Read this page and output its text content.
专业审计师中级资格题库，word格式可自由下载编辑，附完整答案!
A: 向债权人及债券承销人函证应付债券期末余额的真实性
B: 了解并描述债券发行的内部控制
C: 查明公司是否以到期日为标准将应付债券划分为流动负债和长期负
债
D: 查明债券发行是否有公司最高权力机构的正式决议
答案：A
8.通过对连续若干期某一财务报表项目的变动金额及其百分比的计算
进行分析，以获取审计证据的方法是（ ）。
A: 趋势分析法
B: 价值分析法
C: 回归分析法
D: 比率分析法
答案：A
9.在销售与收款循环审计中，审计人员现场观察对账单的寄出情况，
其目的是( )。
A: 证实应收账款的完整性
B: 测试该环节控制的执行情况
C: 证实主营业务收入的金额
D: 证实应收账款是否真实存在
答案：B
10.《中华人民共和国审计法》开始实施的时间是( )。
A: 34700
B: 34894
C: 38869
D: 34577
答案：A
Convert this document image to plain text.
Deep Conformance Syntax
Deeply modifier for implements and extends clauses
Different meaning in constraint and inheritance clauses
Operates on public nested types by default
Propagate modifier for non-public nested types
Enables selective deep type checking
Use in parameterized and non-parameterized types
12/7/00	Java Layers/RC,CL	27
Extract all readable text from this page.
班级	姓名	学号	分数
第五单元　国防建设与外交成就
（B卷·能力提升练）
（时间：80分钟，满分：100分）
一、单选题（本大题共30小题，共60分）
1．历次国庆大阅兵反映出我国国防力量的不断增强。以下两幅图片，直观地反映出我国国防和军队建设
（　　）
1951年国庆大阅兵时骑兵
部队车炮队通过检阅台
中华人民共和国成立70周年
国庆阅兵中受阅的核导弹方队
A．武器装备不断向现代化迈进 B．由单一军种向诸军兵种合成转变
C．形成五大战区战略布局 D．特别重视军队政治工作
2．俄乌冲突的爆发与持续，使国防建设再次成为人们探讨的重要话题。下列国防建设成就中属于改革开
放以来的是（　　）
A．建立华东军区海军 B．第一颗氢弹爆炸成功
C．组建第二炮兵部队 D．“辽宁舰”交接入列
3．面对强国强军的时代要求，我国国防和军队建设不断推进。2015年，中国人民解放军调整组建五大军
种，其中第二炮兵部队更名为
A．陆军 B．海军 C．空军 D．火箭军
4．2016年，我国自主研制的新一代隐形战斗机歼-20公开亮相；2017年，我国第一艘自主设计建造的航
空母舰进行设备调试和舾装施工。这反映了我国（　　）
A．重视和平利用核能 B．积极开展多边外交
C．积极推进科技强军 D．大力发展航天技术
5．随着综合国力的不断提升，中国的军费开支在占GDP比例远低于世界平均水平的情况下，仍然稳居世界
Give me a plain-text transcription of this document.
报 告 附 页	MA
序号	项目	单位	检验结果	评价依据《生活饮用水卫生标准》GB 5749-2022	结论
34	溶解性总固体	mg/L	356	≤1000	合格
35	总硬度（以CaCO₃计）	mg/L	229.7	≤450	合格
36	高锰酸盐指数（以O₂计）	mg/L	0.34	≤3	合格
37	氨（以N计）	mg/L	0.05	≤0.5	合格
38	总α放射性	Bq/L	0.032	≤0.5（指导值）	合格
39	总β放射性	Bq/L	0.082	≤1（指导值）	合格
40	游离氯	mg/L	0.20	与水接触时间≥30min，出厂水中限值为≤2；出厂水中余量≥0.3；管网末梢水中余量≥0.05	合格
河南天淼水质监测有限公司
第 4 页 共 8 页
== == ==
## CHALLENGE:
Repeat the material from above exactly, word for word.

## PROBLEM SOLUTION:
Read this page and output its text content.
专业审计师中级资格题库，word格式可自由下载编辑，附完整答案!
A: 向债权人及债券承销人函证应付债券期末余额的真实性
B: 了解并描述债券发行的内部控制
C: 查明公司是否以到期日为标准将应付债券划分为流动负债和长期负
债
D: 查明债券发行是否有公司最高权力机构的正式决议
答案：A
8.通过对连续若干期某一财务报表项目的变动金额及其百分比的计算
进行分析，以获取审计证据的方法是（ ）。
A: 趋势分析法
B: 价值分析法
C: 回归分析法
D: 比率分析法
答案：A
9.在销售与收款循环审计中，审计人员现场观察对账单的寄出情况，
其目的是( )。
A: 证实应收账款的完整性
B: 测试该环节控制的执行情况
C: 证实主营业务收入的金额
D: 证实应收账款是否真实存在
答案：B
10.《中华人民共和国审计法》开始实施的时间是( )。
A: 34700
B: 34894
C: 38869
D: 34577
答案：A
Convert this document image to plain text.
Deep Conformance Syntax
Deeply modifier for implements and extends clauses
Different meaning in constraint and inheritance clauses
Operates on public nested types by default
Propagate modifier for non-public nested types
Enables selective deep type checking
Use in parameterized and non-parameterized types
12/7/00	Java Layers/RC,CL	27
Extract all readable text from this page.
班级	姓名	学号	分数
第五单元　国防建设与外交成就
（B卷·能力提升练）
（时间：80分钟，满分：100分）
一、单选题（本大题共30小题，共60分）
1．历次国庆大阅兵反映出我国国防力量的不断增强。以下两幅图片，直观地反映出我国国防和军队建设
（　　）
1951年国庆大阅兵时骑兵
部队车炮队通过检阅台
中华人民共和国成立70周年
国庆阅兵中受阅的核导弹方队
A．武器装备不断向现代化迈进 B．由单一军种向诸军兵种合成转变
C．形成五大战区战略布局 D．特别重视军队政治工作
2．俄乌冲突的爆发与持续，使国防建设再次成为人们探讨的重要话题。下列国防建设成就中属于改革开
放以来的是（　　）
A．建立华东军区海军 B．第一颗氢弹爆炸成功
C．组建第二炮兵部队 D．“辽宁舰”交接入列
3．面对强国强军的时代要求，我国国防和军队建设不断推进。2015年，中国人民解放军调整组建五大军
种，其中第二炮兵部队更名为
A．陆军 B．海军 C．空军 D．火箭军
4．2016年，我国自主研制的新一代隐形战斗机歼-20公开亮相；2017年，我国第一艘自主设计建造的航
空母舰进行设备调试和舾装施工。这反映了我国（　　）
A．重视和平利用核能 B．积极开展多边外交
C．积极推进科技强军 D．大力发展航天技术
5．随着综合国力的不断提升，中国的军费开支在占GDP比例远低于世界平均水平的情况下，仍然稳居世界
Give me a plain-text transcription of this document.
报 告 附 页	MA
序号	项目	单位	检验结果	评价依据《生活饮用水卫生标准》GB 5749-2022	结论
34	溶解性总固体	mg/L	356	≤1000	合格
35	总硬度（以CaCO₃计）	mg/L	229.7	≤450	合格
36	高锰酸盐指数（以O₂计）	mg/L	0.34	≤3	合格
37	氨（以N计）	mg/L	0.05	≤0.5	合格
38	总α放射性	Bq/L	0.032	≤0.5（指导值）	合格
39	总β放射性	Bq/L	0.082	≤1（指导值）	合格
40	游离氯	mg/L	0.20	与水接触时间≥30min，出厂水中限值为≤2；出厂水中余量≥0.3；管网末梢水中余量≥0.05	合格
河南天淼水质监测有限公司
第 4 页 共 8 页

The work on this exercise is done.